## [Dataset content]
● ● ●

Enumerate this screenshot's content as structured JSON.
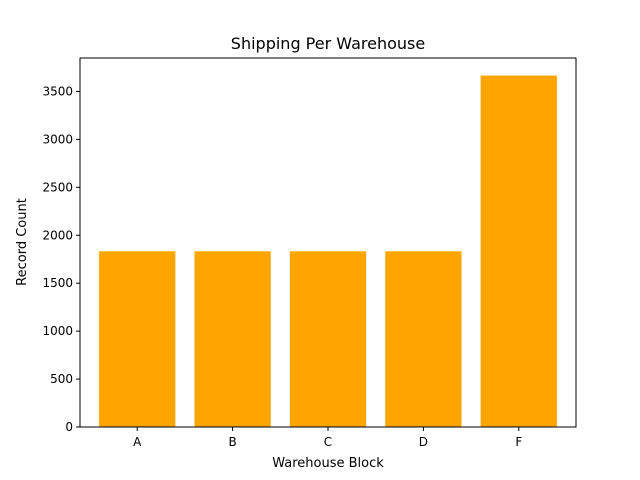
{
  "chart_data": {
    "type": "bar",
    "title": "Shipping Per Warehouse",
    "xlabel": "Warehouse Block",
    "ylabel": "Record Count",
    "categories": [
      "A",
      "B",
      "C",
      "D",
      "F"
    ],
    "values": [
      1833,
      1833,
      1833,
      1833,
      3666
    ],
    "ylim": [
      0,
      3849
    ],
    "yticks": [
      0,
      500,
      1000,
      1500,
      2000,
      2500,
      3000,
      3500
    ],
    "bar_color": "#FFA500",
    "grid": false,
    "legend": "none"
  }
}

● ● ●

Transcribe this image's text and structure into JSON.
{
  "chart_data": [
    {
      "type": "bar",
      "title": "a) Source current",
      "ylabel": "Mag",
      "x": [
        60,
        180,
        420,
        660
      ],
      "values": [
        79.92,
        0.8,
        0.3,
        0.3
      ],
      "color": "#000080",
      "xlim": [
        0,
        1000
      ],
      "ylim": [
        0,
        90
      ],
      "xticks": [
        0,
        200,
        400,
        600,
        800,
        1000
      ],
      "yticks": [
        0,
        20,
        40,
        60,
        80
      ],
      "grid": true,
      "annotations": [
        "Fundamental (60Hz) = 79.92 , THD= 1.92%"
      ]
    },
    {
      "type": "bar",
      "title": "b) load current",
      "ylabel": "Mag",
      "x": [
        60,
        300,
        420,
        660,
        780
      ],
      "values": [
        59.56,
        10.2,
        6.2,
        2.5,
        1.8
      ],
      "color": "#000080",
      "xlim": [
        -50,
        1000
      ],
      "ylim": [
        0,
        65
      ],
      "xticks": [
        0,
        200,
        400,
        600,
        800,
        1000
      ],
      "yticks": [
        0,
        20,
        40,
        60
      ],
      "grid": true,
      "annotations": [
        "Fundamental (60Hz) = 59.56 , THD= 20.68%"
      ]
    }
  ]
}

● ● ●

## [Aim of the exercise]
Pull every line containing "JSON" out of the data above.

## [Problem solution]
Enumerate this screenshot's content as structured JSON.
Transcribe this image's text and structure into JSON.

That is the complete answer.